GIVEN INFORMATION —
# # #

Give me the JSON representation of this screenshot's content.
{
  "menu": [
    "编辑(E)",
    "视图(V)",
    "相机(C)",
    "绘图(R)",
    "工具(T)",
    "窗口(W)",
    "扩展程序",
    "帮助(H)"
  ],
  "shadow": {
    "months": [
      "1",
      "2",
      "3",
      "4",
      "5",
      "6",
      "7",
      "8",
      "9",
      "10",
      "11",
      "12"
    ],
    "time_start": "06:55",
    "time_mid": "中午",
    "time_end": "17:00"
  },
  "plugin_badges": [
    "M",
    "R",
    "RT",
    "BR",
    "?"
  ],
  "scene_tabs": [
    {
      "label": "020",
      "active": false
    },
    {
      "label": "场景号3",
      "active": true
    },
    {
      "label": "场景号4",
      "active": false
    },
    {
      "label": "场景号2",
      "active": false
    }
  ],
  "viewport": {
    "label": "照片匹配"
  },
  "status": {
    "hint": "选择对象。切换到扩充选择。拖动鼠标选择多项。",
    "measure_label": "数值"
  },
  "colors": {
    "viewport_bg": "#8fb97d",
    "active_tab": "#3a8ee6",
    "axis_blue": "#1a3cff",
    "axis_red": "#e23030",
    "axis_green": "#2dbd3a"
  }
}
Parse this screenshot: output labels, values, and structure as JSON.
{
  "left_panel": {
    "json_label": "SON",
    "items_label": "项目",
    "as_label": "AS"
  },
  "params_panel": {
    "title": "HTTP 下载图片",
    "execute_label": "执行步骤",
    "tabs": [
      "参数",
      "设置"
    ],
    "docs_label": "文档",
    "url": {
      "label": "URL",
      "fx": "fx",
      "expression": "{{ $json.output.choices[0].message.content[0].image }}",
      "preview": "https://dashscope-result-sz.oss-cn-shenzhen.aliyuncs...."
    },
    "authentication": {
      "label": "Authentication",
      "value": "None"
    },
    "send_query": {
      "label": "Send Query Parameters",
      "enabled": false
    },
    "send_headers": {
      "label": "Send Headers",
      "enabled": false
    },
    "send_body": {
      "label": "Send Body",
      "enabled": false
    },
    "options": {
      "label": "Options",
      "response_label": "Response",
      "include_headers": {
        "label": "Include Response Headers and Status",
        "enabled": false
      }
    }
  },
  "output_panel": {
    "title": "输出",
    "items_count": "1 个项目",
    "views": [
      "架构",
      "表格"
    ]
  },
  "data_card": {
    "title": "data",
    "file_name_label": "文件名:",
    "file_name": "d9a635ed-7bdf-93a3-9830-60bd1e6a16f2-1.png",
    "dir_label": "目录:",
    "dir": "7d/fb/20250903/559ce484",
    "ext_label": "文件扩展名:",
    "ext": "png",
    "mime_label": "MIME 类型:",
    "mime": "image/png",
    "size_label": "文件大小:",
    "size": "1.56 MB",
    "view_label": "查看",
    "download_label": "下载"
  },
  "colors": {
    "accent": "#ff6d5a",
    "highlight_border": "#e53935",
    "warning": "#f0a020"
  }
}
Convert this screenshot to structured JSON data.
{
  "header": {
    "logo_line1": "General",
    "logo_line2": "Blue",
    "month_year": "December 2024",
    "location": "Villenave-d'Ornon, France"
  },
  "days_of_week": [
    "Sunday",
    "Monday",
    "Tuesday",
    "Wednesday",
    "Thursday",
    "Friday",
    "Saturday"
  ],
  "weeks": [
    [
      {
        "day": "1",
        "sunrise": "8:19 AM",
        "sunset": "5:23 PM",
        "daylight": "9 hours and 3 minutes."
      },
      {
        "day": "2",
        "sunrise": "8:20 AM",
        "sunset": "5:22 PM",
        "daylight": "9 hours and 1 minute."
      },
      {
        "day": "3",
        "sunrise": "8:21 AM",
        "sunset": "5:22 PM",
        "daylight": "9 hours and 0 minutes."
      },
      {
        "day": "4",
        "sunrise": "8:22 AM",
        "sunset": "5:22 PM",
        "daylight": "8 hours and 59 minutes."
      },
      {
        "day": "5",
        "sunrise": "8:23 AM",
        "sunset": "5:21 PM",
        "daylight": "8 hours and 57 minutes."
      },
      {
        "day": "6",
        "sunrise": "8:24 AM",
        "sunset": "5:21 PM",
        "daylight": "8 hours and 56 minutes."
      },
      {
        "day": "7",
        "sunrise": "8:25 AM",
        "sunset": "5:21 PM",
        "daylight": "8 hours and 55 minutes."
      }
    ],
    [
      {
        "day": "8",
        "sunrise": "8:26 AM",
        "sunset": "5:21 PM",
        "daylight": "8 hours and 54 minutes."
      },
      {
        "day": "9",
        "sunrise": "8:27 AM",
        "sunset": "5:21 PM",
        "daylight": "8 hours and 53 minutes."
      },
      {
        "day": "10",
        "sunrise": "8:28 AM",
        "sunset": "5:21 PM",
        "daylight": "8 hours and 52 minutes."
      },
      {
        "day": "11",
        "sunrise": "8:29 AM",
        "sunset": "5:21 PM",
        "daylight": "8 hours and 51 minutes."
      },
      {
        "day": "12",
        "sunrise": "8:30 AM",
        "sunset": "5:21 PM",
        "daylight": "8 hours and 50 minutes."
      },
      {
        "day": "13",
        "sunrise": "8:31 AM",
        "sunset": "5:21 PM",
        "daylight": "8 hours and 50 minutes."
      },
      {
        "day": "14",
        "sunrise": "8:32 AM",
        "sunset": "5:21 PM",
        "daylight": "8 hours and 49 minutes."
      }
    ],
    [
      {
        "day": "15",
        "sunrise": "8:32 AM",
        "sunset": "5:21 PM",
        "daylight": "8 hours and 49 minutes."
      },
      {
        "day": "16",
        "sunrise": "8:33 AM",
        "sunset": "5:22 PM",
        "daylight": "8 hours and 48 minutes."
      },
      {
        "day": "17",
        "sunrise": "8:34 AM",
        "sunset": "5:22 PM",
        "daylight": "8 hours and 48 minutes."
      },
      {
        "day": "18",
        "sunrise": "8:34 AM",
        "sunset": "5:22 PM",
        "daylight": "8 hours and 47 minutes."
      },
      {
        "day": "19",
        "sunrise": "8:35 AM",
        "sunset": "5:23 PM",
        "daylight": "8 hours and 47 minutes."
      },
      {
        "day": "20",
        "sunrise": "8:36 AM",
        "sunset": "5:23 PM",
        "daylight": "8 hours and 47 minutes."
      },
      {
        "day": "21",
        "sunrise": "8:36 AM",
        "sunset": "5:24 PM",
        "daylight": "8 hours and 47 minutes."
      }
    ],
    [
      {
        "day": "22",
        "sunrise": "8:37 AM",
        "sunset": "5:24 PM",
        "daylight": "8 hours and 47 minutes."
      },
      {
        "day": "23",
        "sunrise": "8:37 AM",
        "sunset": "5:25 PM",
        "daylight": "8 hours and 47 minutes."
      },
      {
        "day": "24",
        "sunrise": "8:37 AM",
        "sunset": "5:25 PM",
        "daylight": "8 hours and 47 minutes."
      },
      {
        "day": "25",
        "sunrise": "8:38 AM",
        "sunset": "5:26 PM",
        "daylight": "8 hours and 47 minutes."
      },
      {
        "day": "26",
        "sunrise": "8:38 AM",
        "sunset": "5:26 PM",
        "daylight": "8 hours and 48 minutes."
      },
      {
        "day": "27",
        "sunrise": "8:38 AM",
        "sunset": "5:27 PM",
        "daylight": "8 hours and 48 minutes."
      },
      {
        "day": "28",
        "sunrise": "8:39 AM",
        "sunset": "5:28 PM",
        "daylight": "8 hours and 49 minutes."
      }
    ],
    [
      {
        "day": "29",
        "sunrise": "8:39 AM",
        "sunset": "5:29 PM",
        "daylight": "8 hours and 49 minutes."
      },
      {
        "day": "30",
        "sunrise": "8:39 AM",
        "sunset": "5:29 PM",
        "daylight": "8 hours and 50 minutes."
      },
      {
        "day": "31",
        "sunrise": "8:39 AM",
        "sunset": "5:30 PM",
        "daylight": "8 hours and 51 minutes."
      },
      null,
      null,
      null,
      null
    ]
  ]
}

# # #

PROBLEM TO SOLVE — Tally the lines of the listing above that include the word "screenshot". Answer with the number alone.

THE SOLUTION — 3